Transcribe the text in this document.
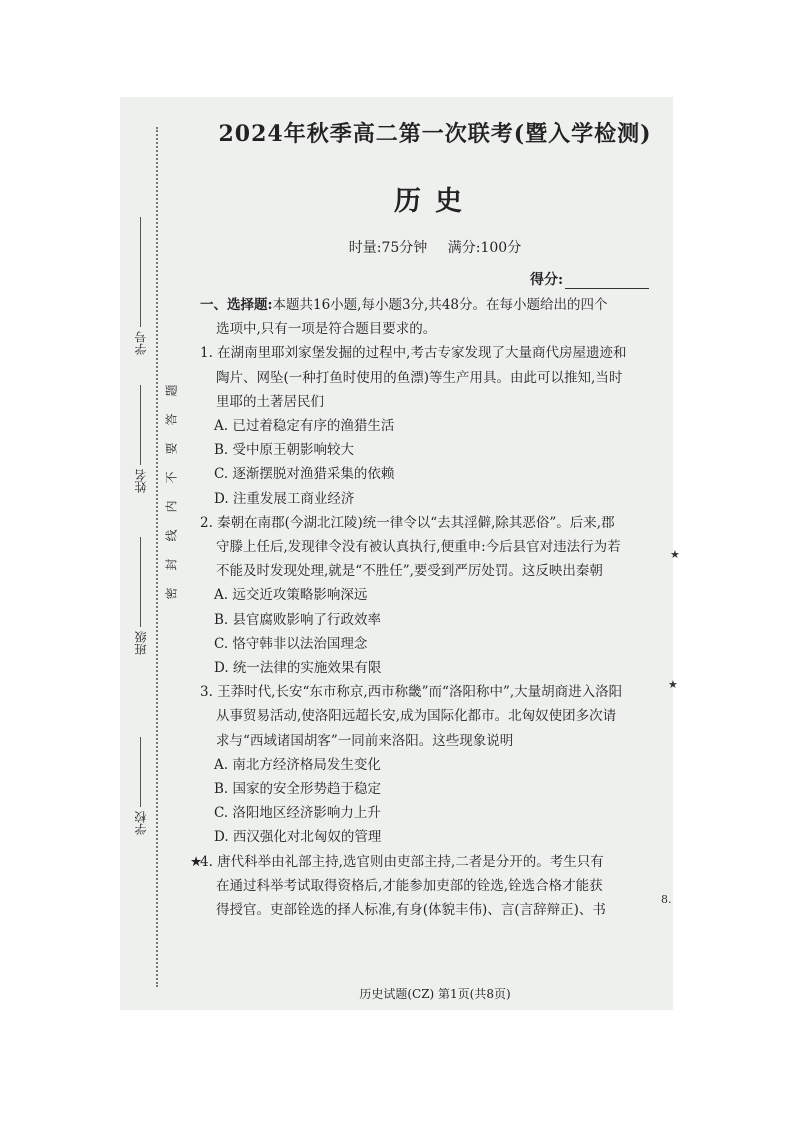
学号
姓名
班级
学校
题
答
要
不
内
线
封
密
2024年秋季高二第一次联考(暨入学检测)
历史
时量:75分钟 满分:100分
得分:

一、选择题:本题共16小题,每小题3分,共48分。在每小题给出的四个

选项中,只有一项是符合题目要求的。

1. 在湖南里耶刘家堡发掘的过程中,考古专家发现了大量商代房屋遗迹和

陶片、网坠(一种打鱼时使用的鱼漂)等生产用具。由此可以推知,当时

里耶的土著居民们

A. 已过着稳定有序的渔猎生活

B. 受中原王朝影响较大

C. 逐渐摆脱对渔猎采集的依赖

D. 注重发展工商业经济

2. 秦朝在南郡(今湖北江陵)统一律令以“去其淫僻,除其恶俗”。后来,郡

守滕上任后,发现律令没有被认真执行,便重申:今后县官对违法行为若

不能及时发现处理,就是“不胜任”,要受到严厉处罚。这反映出秦朝

A. 远交近攻策略影响深远

B. 县官腐败影响了行政效率

C. 恪守韩非以法治国理念

D. 统一法律的实施效果有限

3. 王莽时代,长安“东市称京,西市称畿”而“洛阳称中”,大量胡商进入洛阳

从事贸易活动,使洛阳远超长安,成为国际化都市。北匈奴使团多次请

求与“西域诸国胡客”一同前来洛阳。这些现象说明

A. 南北方经济格局发生变化

B. 国家的安全形势趋于稳定

C. 洛阳地区经济影响力上升

D. 西汉强化对北匈奴的管理

★

4. 唐代科举由礼部主持,选官则由吏部主持,二者是分开的。考生只有

在通过科举考试取得资格后,才能参加吏部的铨选,铨选合格才能获

得授官。吏部铨选的择人标准,有身(体貌丰伟)、言(言辞辩正)、书

历史试题(CZ) 第1页(共8页)
★
★
8.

▸ Exercise details
Go through the material above and print all of it exactly, except the pictures.

▸ Written solution
Transcribe the text in this document.
学号
姓名
班级
学校
题
答
要
不
内
线
封
密
2024年秋季高二第一次联考(暨入学检测)
历史
时量:75分钟 满分:100分
得分:

一、选择题:本题共16小题,每小题3分,共48分。在每小题给出的四个

选项中,只有一项是符合题目要求的。

1. 在湖南里耶刘家堡发掘的过程中,考古专家发现了大量商代房屋遗迹和

陶片、网坠(一种打鱼时使用的鱼漂)等生产用具。由此可以推知,当时

里耶的土著居民们

A. 已过着稳定有序的渔猎生活

B. 受中原王朝影响较大

C. 逐渐摆脱对渔猎采集的依赖

D. 注重发展工商业经济

2. 秦朝在南郡(今湖北江陵)统一律令以“去其淫僻,除其恶俗”。后来,郡

守滕上任后,发现律令没有被认真执行,便重申:今后县官对违法行为若

不能及时发现处理,就是“不胜任”,要受到严厉处罚。这反映出秦朝

A. 远交近攻策略影响深远

B. 县官腐败影响了行政效率

C. 恪守韩非以法治国理念

D. 统一法律的实施效果有限

3. 王莽时代,长安“东市称京,西市称畿”而“洛阳称中”,大量胡商进入洛阳

从事贸易活动,使洛阳远超长安,成为国际化都市。北匈奴使团多次请

求与“西域诸国胡客”一同前来洛阳。这些现象说明

A. 南北方经济格局发生变化

B. 国家的安全形势趋于稳定

C. 洛阳地区经济影响力上升

D. 西汉强化对北匈奴的管理

★

4. 唐代科举由礼部主持,选官则由吏部主持,二者是分开的。考生只有

在通过科举考试取得资格后,才能参加吏部的铨选,铨选合格才能获

得授官。吏部铨选的择人标准,有身(体貌丰伟)、言(言辞辩正)、书

历史试题(CZ) 第1页(共8页)
★
★
8.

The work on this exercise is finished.